Page text:
begin
This function is used to compare two Zernike descriptors.
All mathematical explanations can be found in the online paper: 
"Improving Zernike Moments Comparison for Optimal Similarity and Rotation Angle Retrieval", Jerome Revaud et al., 2009.


    here are some prerequisites:
    struct Radial // 2D vector in polar coordinates
    {
        double mod;
        double angle;
    };
    #define ANGLEINV(x,y)	((x)==0 && (y)==0? 0 : atan2((y),(x)))
    
    typedef  double ANGLE2D;
    typedef std::vector<Radial> VectorOfRadial;
    #define ORDERMAX  8
    #define MOMENTMAX 25


Now the main function: 
It returns the distance between the two descriptors for the optimal rotation angle. 
This last one is also returned as 'angleRes'.

    // desc1 & desc2 are two vectors of Zernike moments (under radial form : modulus * e^(i*angle) )
    // desc1 & desc2 contains desc[0]=Z00, desc[1]=Z11, desc[2]=Z20, desc[3]=Z22, and so on
    static double Compare(const VectorOfRadial & desc1, const VectorOfRadial & desc2, ANGLE2D& angleRes)
    {
        WORD n;
        double sum=0,tmp;
        WORD nbMoments = min(desc1.size(),desc2.size());
  
        // NON INVARIANT V2
        // search for optimal angle

        // minimization of S(phi) = sum( Wp * module( Zpq*e^(i*q*phi) - Z'pq)^2 )
        //                         <=>sum( Wp * (|Zpq|^2+|Z'pq|^2)) + sum( 2* Wp * |Zpq|*|Z'pq|*cos( [Zpq]-[Z'pq]+ q*phi ) )

        // test
        int p,q;

        double modZ1,modZ2;
        BYTE orderMax = 0;
        static BYTE orders[MOMENTMAX];
        static double radials[MOMENTMAX][2];

        orders[0] = 0;
        radials[0][0] = 0;
        radials[0][1] = 0;
      
        // Fill the tabs
        for(n=p=1; n<nbMoments; p++)for(q=p%2; q<=p; q+=2,n++)
end
Task list:
**a.** Answer these questions about the page on comparing Zernike descriptors:
(i) Which paper contains all the mathematical explanations?
(ii) What value is ORDERMAX defined as?
(iii) Under what name is the optimal rotation angle returned?
**b.** Transcribe the page on comparing Zernike descriptors from "Now the main" up to and including "desc2, ANGLE2D& angleRes)", keeping every character unchanged.

Supplied data:
begin
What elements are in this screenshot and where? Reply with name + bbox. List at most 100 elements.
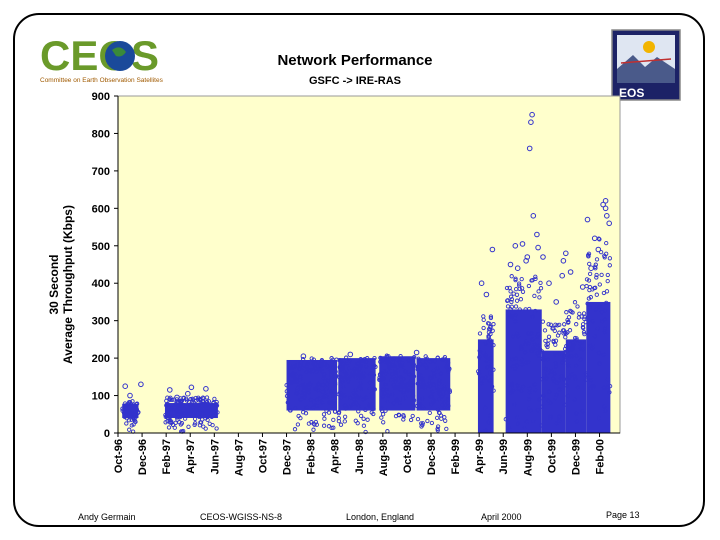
end
Responses per task:
**a.**
(i) "Improving Zernike Moments Comparison for Optimal Similarity and Rotation Angle Retrieval", Jerome Revaud et al., 2009.
(ii) 8
(iii) angleRes

**b.**
Now the main function: 
It returns the distance between the two descriptors for the optimal rotation angle. 
This last one is also returned as 'angleRes'.

    // desc1 & desc2 are two vectors of Zernike moments (under radial form : modulus * e^(i*angle) )
    // desc1 & desc2 contains desc[0]=Z00, desc[1]=Z11, desc[2]=Z20, desc[3]=Z22, and so on
    static double Compare(const VectorOfRadial & desc1, const VectorOfRadial & desc2, ANGLE2D& angleRes)